=== TASK PROMPT ===
Only a number is expected here: the count of lines in the data that contain "viral".

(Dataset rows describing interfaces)
◇ ◇ ◇ ◇

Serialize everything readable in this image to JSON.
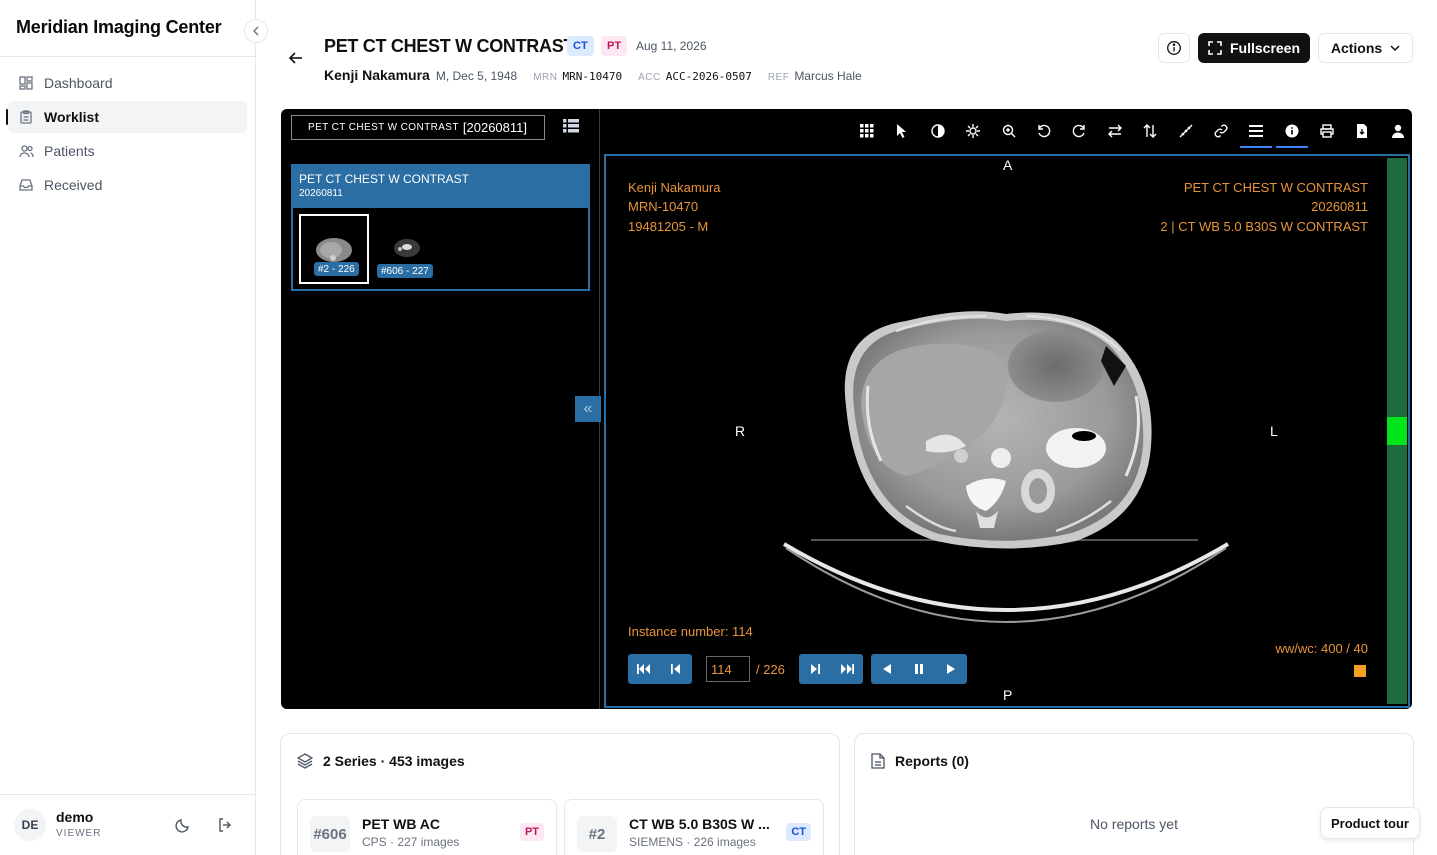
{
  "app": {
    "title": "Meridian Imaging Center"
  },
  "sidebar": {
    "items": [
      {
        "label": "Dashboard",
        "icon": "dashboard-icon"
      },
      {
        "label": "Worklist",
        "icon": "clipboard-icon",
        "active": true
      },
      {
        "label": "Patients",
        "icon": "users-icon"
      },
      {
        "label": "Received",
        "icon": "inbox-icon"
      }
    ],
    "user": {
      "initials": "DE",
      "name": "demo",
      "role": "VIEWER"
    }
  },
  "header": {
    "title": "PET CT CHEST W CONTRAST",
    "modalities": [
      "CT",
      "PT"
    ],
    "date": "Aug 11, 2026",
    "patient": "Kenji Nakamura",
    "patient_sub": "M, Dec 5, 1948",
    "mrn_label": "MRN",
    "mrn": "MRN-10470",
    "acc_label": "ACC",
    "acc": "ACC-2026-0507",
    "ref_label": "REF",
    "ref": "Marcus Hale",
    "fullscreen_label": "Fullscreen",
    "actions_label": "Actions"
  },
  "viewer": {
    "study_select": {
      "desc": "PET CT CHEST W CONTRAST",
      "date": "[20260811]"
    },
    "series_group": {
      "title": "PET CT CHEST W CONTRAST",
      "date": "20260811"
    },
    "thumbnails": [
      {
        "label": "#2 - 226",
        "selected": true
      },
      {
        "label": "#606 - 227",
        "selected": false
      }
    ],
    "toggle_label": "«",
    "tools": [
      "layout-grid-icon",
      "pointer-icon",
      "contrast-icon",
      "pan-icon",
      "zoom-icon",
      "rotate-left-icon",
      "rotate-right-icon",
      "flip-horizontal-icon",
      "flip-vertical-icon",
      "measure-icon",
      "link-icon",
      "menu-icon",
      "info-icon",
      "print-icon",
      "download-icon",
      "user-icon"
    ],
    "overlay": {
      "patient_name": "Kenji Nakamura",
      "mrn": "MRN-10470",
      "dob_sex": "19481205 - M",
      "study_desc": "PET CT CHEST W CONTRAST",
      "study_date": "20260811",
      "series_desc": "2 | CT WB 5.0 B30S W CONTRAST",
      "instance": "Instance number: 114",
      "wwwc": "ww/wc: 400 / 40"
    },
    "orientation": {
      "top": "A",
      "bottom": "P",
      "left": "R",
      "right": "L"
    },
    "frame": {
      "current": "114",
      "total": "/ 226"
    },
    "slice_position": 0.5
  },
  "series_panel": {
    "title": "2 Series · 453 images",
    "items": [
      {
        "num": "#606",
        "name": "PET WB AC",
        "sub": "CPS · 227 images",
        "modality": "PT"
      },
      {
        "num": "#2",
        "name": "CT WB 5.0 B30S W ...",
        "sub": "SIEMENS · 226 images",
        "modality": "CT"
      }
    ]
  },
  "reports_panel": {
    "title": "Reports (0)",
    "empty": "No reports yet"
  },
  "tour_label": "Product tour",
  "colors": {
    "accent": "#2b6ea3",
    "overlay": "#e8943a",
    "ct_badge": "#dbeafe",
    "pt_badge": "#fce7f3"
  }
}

◇ ◇ ◇ ◇

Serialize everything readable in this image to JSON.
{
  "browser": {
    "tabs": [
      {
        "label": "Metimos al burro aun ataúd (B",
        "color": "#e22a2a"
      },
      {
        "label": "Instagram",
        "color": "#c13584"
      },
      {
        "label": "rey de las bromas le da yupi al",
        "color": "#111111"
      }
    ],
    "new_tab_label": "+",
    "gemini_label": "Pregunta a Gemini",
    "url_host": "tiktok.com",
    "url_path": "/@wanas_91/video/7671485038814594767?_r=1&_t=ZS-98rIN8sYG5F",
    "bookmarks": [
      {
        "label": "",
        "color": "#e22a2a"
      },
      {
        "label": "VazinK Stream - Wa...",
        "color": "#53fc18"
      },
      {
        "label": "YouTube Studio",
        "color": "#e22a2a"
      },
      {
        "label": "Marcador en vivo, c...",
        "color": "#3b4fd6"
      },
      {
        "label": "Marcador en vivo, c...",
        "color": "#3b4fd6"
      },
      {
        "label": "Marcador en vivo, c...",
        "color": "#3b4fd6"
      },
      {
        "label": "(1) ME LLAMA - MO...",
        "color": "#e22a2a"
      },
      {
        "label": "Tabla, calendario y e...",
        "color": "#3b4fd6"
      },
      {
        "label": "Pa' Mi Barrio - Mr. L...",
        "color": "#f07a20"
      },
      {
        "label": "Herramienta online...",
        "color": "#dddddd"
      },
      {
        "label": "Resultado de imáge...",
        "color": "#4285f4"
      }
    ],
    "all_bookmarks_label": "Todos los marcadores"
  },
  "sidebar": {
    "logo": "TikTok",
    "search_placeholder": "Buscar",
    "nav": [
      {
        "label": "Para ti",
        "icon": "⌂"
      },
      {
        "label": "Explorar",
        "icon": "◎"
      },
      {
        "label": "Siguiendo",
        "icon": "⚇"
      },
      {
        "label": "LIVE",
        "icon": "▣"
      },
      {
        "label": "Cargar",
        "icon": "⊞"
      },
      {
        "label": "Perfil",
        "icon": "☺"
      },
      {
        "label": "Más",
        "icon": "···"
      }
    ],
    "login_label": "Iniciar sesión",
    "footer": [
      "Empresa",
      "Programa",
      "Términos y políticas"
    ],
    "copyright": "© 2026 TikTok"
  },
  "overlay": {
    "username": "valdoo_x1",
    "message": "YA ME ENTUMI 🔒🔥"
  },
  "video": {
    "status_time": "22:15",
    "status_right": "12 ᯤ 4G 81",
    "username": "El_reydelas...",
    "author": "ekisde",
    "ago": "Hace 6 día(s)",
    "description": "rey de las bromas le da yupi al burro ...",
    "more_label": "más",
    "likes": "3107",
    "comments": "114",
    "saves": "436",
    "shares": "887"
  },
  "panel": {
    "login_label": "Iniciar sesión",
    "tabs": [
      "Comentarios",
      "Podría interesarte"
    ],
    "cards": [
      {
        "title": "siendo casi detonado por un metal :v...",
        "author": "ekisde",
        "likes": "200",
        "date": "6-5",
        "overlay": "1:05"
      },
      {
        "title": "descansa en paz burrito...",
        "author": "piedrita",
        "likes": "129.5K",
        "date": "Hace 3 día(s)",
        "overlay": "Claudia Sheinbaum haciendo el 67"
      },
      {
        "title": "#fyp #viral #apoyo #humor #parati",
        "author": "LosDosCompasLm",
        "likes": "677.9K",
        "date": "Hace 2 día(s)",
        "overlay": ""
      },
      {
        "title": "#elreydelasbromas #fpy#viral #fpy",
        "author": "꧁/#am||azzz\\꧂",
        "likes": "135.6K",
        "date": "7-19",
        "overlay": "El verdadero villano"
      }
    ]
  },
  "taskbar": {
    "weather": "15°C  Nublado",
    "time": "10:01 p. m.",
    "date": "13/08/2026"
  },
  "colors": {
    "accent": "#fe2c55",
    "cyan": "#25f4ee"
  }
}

◇ ◇ ◇ ◇

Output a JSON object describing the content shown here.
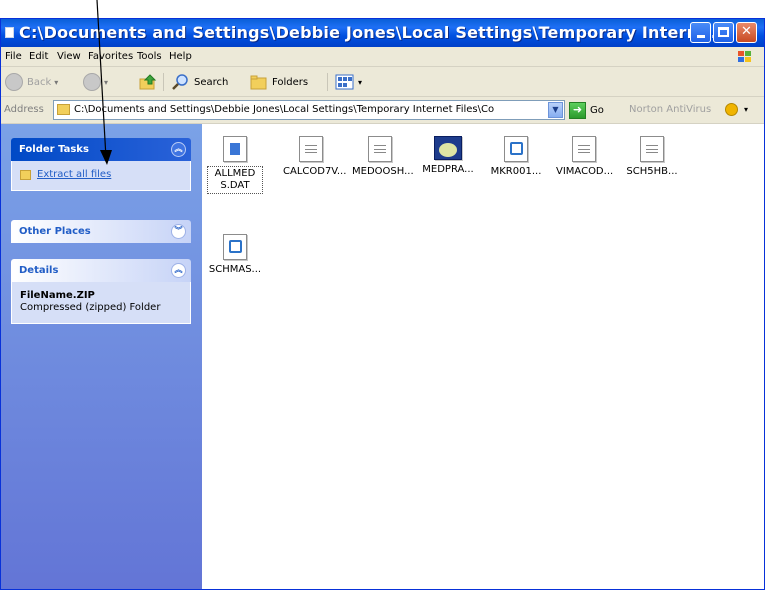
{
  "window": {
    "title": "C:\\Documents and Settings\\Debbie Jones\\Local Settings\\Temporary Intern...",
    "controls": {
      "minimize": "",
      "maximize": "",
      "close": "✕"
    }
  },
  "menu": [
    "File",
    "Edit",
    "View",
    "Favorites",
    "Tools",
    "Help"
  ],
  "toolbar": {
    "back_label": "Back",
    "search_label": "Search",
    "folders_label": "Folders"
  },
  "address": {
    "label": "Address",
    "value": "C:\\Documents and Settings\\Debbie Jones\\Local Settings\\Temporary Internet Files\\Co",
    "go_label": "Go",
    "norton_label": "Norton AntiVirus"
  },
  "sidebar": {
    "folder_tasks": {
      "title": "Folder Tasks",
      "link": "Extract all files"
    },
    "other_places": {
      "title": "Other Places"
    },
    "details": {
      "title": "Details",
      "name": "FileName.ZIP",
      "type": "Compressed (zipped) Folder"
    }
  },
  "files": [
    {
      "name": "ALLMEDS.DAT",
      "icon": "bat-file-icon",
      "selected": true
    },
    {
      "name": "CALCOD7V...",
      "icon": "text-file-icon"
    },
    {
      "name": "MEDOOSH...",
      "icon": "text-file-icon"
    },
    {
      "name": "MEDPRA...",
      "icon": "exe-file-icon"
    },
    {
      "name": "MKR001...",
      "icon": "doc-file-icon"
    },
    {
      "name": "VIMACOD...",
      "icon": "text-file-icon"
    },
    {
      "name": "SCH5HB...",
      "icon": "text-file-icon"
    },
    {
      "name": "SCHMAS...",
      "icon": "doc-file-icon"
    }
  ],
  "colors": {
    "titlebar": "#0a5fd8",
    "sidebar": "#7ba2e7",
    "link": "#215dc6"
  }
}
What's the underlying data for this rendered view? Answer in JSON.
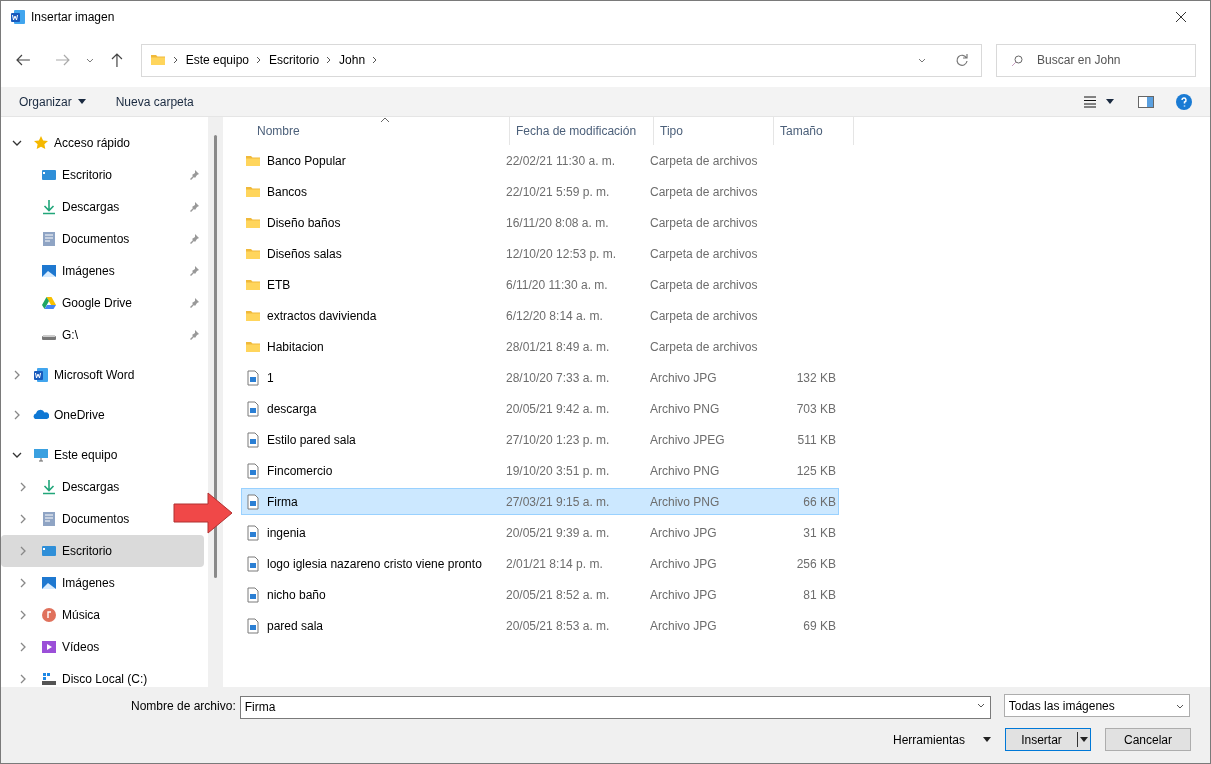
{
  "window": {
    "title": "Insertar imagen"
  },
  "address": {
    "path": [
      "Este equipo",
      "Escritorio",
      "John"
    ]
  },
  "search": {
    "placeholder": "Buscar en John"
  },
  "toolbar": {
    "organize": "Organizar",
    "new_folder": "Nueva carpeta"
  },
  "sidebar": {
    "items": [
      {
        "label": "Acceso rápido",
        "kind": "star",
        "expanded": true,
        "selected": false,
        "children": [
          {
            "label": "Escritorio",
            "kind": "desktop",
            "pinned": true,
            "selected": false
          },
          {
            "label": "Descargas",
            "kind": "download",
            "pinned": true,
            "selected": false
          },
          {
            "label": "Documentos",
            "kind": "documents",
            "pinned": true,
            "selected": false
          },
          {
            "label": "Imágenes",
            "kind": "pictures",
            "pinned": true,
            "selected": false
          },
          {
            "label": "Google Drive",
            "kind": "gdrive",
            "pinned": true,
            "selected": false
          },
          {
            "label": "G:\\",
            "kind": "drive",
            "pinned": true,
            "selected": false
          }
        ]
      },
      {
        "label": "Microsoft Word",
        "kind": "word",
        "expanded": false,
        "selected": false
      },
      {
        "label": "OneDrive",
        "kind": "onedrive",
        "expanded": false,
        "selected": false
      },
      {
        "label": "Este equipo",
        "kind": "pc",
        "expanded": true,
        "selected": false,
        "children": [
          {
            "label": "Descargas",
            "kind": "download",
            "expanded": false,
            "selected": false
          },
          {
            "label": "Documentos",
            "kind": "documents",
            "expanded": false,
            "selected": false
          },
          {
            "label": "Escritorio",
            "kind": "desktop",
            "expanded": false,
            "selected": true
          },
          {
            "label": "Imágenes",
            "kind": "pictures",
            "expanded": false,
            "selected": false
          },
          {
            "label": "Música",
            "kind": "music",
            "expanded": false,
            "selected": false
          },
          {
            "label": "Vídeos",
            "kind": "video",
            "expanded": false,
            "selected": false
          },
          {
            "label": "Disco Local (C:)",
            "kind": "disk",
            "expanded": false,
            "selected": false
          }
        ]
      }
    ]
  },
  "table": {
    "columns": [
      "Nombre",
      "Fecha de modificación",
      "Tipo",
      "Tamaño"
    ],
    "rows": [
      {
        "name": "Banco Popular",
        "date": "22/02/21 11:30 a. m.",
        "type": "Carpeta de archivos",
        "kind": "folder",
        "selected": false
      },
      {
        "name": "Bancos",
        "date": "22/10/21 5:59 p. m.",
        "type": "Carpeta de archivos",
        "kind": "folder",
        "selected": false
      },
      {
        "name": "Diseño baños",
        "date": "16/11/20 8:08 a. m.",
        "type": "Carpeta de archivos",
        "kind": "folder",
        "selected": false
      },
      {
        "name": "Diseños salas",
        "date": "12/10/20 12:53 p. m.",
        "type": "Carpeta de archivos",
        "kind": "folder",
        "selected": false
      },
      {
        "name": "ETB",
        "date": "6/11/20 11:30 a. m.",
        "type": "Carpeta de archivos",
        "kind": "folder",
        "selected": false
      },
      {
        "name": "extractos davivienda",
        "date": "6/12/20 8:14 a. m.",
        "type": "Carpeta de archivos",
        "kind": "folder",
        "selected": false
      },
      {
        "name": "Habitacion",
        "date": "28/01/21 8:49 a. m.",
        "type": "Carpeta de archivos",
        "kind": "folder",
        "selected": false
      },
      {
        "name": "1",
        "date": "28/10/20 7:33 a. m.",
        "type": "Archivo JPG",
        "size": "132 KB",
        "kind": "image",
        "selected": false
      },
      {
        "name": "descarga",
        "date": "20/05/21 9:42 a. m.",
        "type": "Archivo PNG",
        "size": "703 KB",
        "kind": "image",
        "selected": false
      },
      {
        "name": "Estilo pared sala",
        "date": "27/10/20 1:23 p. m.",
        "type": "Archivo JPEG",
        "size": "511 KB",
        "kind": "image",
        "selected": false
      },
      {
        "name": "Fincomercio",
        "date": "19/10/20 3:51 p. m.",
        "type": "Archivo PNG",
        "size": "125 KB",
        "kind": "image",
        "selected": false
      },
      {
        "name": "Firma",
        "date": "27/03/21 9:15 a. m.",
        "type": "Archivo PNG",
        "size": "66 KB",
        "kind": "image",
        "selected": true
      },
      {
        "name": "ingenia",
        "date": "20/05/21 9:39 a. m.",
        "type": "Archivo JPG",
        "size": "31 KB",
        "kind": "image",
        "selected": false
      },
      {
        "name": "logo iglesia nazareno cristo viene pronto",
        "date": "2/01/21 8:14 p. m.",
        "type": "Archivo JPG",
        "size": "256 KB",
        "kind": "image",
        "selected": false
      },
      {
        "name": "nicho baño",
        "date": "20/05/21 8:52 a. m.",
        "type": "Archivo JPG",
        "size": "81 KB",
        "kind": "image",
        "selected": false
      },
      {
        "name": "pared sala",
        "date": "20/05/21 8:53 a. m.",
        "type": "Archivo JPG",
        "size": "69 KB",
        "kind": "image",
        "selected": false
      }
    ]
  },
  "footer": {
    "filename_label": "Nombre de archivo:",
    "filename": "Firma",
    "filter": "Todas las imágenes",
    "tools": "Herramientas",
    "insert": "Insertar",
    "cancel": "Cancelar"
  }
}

◇ ◇ ◇ ◇

=== OUTPUT BELOW ===
2